## STATED TASK:
Within the listing below, locate all lines containing the word "Государственной". Copy each one.

--- Start GIVEN DATA ---

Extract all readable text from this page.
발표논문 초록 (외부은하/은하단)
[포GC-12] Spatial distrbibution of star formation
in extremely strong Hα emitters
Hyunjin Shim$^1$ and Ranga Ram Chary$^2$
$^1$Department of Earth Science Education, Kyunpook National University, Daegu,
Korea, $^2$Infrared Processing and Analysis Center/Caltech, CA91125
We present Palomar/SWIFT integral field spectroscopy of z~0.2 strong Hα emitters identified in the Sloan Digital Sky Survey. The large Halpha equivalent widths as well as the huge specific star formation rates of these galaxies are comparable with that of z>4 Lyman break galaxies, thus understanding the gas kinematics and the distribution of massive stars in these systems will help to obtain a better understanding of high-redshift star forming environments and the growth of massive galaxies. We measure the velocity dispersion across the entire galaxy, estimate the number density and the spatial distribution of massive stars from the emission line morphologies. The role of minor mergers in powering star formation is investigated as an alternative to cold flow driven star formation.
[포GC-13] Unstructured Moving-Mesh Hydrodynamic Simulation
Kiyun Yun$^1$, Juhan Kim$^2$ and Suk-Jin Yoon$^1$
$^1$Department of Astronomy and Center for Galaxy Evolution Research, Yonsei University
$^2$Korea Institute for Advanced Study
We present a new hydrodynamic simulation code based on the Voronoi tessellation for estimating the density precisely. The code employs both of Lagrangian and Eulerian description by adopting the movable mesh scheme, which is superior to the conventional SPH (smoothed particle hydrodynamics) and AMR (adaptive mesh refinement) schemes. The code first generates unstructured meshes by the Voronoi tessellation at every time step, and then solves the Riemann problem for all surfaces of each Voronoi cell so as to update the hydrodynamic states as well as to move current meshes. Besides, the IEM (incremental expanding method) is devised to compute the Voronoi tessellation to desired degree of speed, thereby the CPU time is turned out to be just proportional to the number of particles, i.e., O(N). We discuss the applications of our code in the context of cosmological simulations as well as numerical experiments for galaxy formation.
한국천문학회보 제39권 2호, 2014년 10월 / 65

--- End GIVEN DATA ---
--- Start GIVEN DATA ---

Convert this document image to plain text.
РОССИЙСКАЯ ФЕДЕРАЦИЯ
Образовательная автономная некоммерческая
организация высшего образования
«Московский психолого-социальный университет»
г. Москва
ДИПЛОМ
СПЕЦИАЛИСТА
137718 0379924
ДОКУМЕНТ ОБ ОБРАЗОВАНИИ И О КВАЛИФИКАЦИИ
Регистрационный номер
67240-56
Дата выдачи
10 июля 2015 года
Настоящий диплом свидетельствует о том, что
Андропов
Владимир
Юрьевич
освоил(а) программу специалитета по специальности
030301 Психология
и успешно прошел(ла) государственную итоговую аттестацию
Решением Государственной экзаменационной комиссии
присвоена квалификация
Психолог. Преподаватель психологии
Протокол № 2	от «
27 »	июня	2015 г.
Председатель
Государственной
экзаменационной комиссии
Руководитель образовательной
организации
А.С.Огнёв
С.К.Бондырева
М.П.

--- End GIVEN DATA ---

## WORKED SOLUTION:
Решением Государственной экзаменационной комиссии
Государственной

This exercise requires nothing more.